-- BEGIN MATERIALS PROVIDED --

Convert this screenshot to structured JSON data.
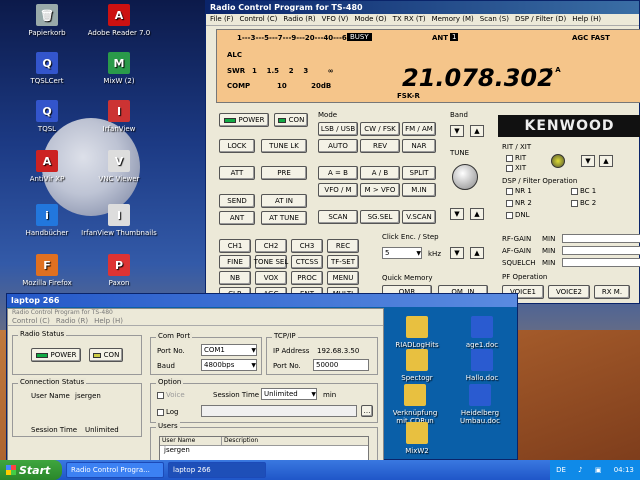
{
  "desktop": {
    "icons": [
      {
        "label": "Papierkorb",
        "glyph": "🗑",
        "color": "#9aa"
      },
      {
        "label": "TQSLCert",
        "glyph": "Q",
        "color": "#3355cc"
      },
      {
        "label": "TQSL",
        "glyph": "Q",
        "color": "#3355cc"
      },
      {
        "label": "AntiVir XP",
        "glyph": "A",
        "color": "#cc2222"
      },
      {
        "label": "Handbücher",
        "glyph": "i",
        "color": "#2277dd"
      },
      {
        "label": "Mozilla Firefox",
        "glyph": "F",
        "color": "#e07020"
      },
      {
        "label": "Adobe Reader 7.0",
        "glyph": "A",
        "color": "#cc1111"
      },
      {
        "label": "MixW (2)",
        "glyph": "M",
        "color": "#2a9a4a"
      },
      {
        "label": "IrfanView",
        "glyph": "I",
        "color": "#cc3333"
      },
      {
        "label": "VNC Viewer",
        "glyph": "V",
        "color": "#ddd"
      },
      {
        "label": "IrfanView Thumbnails",
        "glyph": "I",
        "color": "#ddd"
      },
      {
        "label": "Paxon",
        "glyph": "P",
        "color": "#dd3333"
      }
    ]
  },
  "radio": {
    "title": "Radio Control Program for TS-480",
    "menu": [
      "File (F)",
      "Control (C)",
      "Radio (R)",
      "VFO (V)",
      "Mode (O)",
      "TX RX (T)",
      "Memory (M)",
      "Scan (S)",
      "DSP / Filter (D)",
      "Help (H)"
    ],
    "display": {
      "meter_scale": "1---3---5---7---9---20---40---60dB",
      "busy": "BUSY",
      "ant": "ANT",
      "ant_num": "1",
      "agc": "AGC FAST",
      "alc": "ALC",
      "swr": "SWR",
      "swr_scale": "1    1.5    2    3        ∞",
      "comp": "COMP",
      "comp_scale": "10          20dB",
      "frequency": "21.078.302",
      "freq_suffix": "< A",
      "mode": "FSK-R"
    },
    "buttons": {
      "power": "POWER",
      "con": "CON",
      "lock": "LOCK",
      "tune_lk": "TUNE LK",
      "att": "ATT",
      "pre": "PRE",
      "send": "SEND",
      "at_in": "AT IN",
      "ant": "ANT",
      "at_tune": "AT TUNE",
      "lsb_usb": "LSB / USB",
      "cw_fsk": "CW / FSK",
      "fm_am": "FM / AM",
      "auto": "AUTO",
      "rev": "REV",
      "nar": "NAR",
      "a_b_eq": "A = B",
      "a_b": "A / B",
      "split": "SPLIT",
      "vfo_m": "VFO / M",
      "m_vfo": "M > VFO",
      "m_in": "M.IN",
      "scan": "SCAN",
      "sg_sel": "SG.SEL",
      "v_scan": "V.SCAN",
      "ch1": "CH1",
      "ch2": "CH2",
      "ch3": "CH3",
      "rec": "REC",
      "fine": "FINE",
      "tone_sel": "TONE SEL",
      "ctcss": "CTCSS",
      "tf_set": "TF-SET",
      "nb": "NB",
      "vox": "VOX",
      "proc": "PROC",
      "menu": "MENU",
      "clr": "CLR",
      "agc": "AGC",
      "ent": "ENT",
      "multi": "MULTI",
      "qmr": "QMR",
      "qm_in": "QM. IN",
      "voice1": "VOICE1",
      "voice2": "VOICE2",
      "rx_m": "RX M."
    },
    "labels": {
      "mode": "Mode",
      "band": "Band",
      "tune": "TUNE",
      "click_enc": "Click Enc. / Step",
      "step_val": "5",
      "khz": "kHz",
      "quick_memory": "Quick Memory",
      "rit_xit": "RIT / XIT",
      "rit": "RIT",
      "xit": "XIT",
      "dsp": "DSP / Filter Operation",
      "nr1": "NR 1",
      "nr2": "NR 2",
      "dnl": "DNL",
      "bc1": "BC 1",
      "bc2": "BC 2",
      "rf_gain": "RF-GAIN",
      "af_gain": "AF-GAIN",
      "squelch": "SQUELCH",
      "min": "MIN",
      "pf_operation": "PF Operation",
      "brand": "KENWOOD"
    }
  },
  "laptop": {
    "title": "laptop 266",
    "subtitle": "Radio Control Program for TS-480",
    "menu": [
      "Control (C)",
      "Radio (R)",
      "Help (H)"
    ],
    "radio_status": "Radio Status",
    "power": "POWER",
    "con": "CON",
    "conn_status": "Connection Status",
    "user_name_label": "User Name",
    "user_name": "jsergen",
    "session_time_label": "Session Time",
    "session_time": "Unlimited",
    "com_port": "Com Port",
    "port_no_label": "Port No.",
    "port_no": "COM1",
    "baud_label": "Baud",
    "baud": "4800bps",
    "tcpip": "TCP/IP",
    "ip_label": "IP Address",
    "ip": "192.68.3.50",
    "tcp_port_label": "Port No.",
    "tcp_port": "50000",
    "option": "Option",
    "voice": "Voice",
    "log": "Log",
    "session_time2": "Session Time",
    "session_val": "Unlimited",
    "min": "min",
    "users": "Users",
    "col_user": "User Name",
    "col_desc": "Description",
    "user_row": "jsergen",
    "icons": [
      {
        "label": "RIADLogHits"
      },
      {
        "label": "age1.doc"
      },
      {
        "label": "Spectogr"
      },
      {
        "label": "Hallo.doc"
      },
      {
        "label": "Verknüpfung mit CDRun"
      },
      {
        "label": "Heidelberg Umbau.doc"
      },
      {
        "label": "MixW2"
      }
    ]
  },
  "taskbar": {
    "start": "Start",
    "tasks": [
      "Radio Control Progra...",
      "laptop 266"
    ],
    "lang": "DE",
    "clock": "04:13"
  }
}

-- END MATERIALS PROVIDED --

*REQUEST*.
Reproduce each line exactly as it appears, omitting the pictures.

*RESULT OF THIS EXERCISE*.
Convert this screenshot to structured JSON data.
{
  "desktop": {
    "icons": [
      {
        "label": "Papierkorb",
        "glyph": "🗑",
        "color": "#9aa"
      },
      {
        "label": "TQSLCert",
        "glyph": "Q",
        "color": "#3355cc"
      },
      {
        "label": "TQSL",
        "glyph": "Q",
        "color": "#3355cc"
      },
      {
        "label": "AntiVir XP",
        "glyph": "A",
        "color": "#cc2222"
      },
      {
        "label": "Handbücher",
        "glyph": "i",
        "color": "#2277dd"
      },
      {
        "label": "Mozilla Firefox",
        "glyph": "F",
        "color": "#e07020"
      },
      {
        "label": "Adobe Reader 7.0",
        "glyph": "A",
        "color": "#cc1111"
      },
      {
        "label": "MixW (2)",
        "glyph": "M",
        "color": "#2a9a4a"
      },
      {
        "label": "IrfanView",
        "glyph": "I",
        "color": "#cc3333"
      },
      {
        "label": "VNC Viewer",
        "glyph": "V",
        "color": "#ddd"
      },
      {
        "label": "IrfanView Thumbnails",
        "glyph": "I",
        "color": "#ddd"
      },
      {
        "label": "Paxon",
        "glyph": "P",
        "color": "#dd3333"
      }
    ]
  },
  "radio": {
    "title": "Radio Control Program for TS-480",
    "menu": [
      "File (F)",
      "Control (C)",
      "Radio (R)",
      "VFO (V)",
      "Mode (O)",
      "TX RX (T)",
      "Memory (M)",
      "Scan (S)",
      "DSP / Filter (D)",
      "Help (H)"
    ],
    "display": {
      "meter_scale": "1---3---5---7---9---20---40---60dB",
      "busy": "BUSY",
      "ant": "ANT",
      "ant_num": "1",
      "agc": "AGC FAST",
      "alc": "ALC",
      "swr": "SWR",
      "swr_scale": "1    1.5    2    3        ∞",
      "comp": "COMP",
      "comp_scale": "10          20dB",
      "frequency": "21.078.302",
      "freq_suffix": "< A",
      "mode": "FSK-R"
    },
    "buttons": {
      "power": "POWER",
      "con": "CON",
      "lock": "LOCK",
      "tune_lk": "TUNE LK",
      "att": "ATT",
      "pre": "PRE",
      "send": "SEND",
      "at_in": "AT IN",
      "ant": "ANT",
      "at_tune": "AT TUNE",
      "lsb_usb": "LSB / USB",
      "cw_fsk": "CW / FSK",
      "fm_am": "FM / AM",
      "auto": "AUTO",
      "rev": "REV",
      "nar": "NAR",
      "a_b_eq": "A = B",
      "a_b": "A / B",
      "split": "SPLIT",
      "vfo_m": "VFO / M",
      "m_vfo": "M > VFO",
      "m_in": "M.IN",
      "scan": "SCAN",
      "sg_sel": "SG.SEL",
      "v_scan": "V.SCAN",
      "ch1": "CH1",
      "ch2": "CH2",
      "ch3": "CH3",
      "rec": "REC",
      "fine": "FINE",
      "tone_sel": "TONE SEL",
      "ctcss": "CTCSS",
      "tf_set": "TF-SET",
      "nb": "NB",
      "vox": "VOX",
      "proc": "PROC",
      "menu": "MENU",
      "clr": "CLR",
      "agc": "AGC",
      "ent": "ENT",
      "multi": "MULTI",
      "qmr": "QMR",
      "qm_in": "QM. IN",
      "voice1": "VOICE1",
      "voice2": "VOICE2",
      "rx_m": "RX M."
    },
    "labels": {
      "mode": "Mode",
      "band": "Band",
      "tune": "TUNE",
      "click_enc": "Click Enc. / Step",
      "step_val": "5",
      "khz": "kHz",
      "quick_memory": "Quick Memory",
      "rit_xit": "RIT / XIT",
      "rit": "RIT",
      "xit": "XIT",
      "dsp": "DSP / Filter Operation",
      "nr1": "NR 1",
      "nr2": "NR 2",
      "dnl": "DNL",
      "bc1": "BC 1",
      "bc2": "BC 2",
      "rf_gain": "RF-GAIN",
      "af_gain": "AF-GAIN",
      "squelch": "SQUELCH",
      "min": "MIN",
      "pf_operation": "PF Operation",
      "brand": "KENWOOD"
    }
  },
  "laptop": {
    "title": "laptop 266",
    "subtitle": "Radio Control Program for TS-480",
    "menu": [
      "Control (C)",
      "Radio (R)",
      "Help (H)"
    ],
    "radio_status": "Radio Status",
    "power": "POWER",
    "con": "CON",
    "conn_status": "Connection Status",
    "user_name_label": "User Name",
    "user_name": "jsergen",
    "session_time_label": "Session Time",
    "session_time": "Unlimited",
    "com_port": "Com Port",
    "port_no_label": "Port No.",
    "port_no": "COM1",
    "baud_label": "Baud",
    "baud": "4800bps",
    "tcpip": "TCP/IP",
    "ip_label": "IP Address",
    "ip": "192.68.3.50",
    "tcp_port_label": "Port No.",
    "tcp_port": "50000",
    "option": "Option",
    "voice": "Voice",
    "log": "Log",
    "session_time2": "Session Time",
    "session_val": "Unlimited",
    "min": "min",
    "users": "Users",
    "col_user": "User Name",
    "col_desc": "Description",
    "user_row": "jsergen",
    "icons": [
      {
        "label": "RIADLogHits"
      },
      {
        "label": "age1.doc"
      },
      {
        "label": "Spectogr"
      },
      {
        "label": "Hallo.doc"
      },
      {
        "label": "Verknüpfung mit CDRun"
      },
      {
        "label": "Heidelberg Umbau.doc"
      },
      {
        "label": "MixW2"
      }
    ]
  },
  "taskbar": {
    "start": "Start",
    "tasks": [
      "Radio Control Progra...",
      "laptop 266"
    ],
    "lang": "DE",
    "clock": "04:13"
  }
}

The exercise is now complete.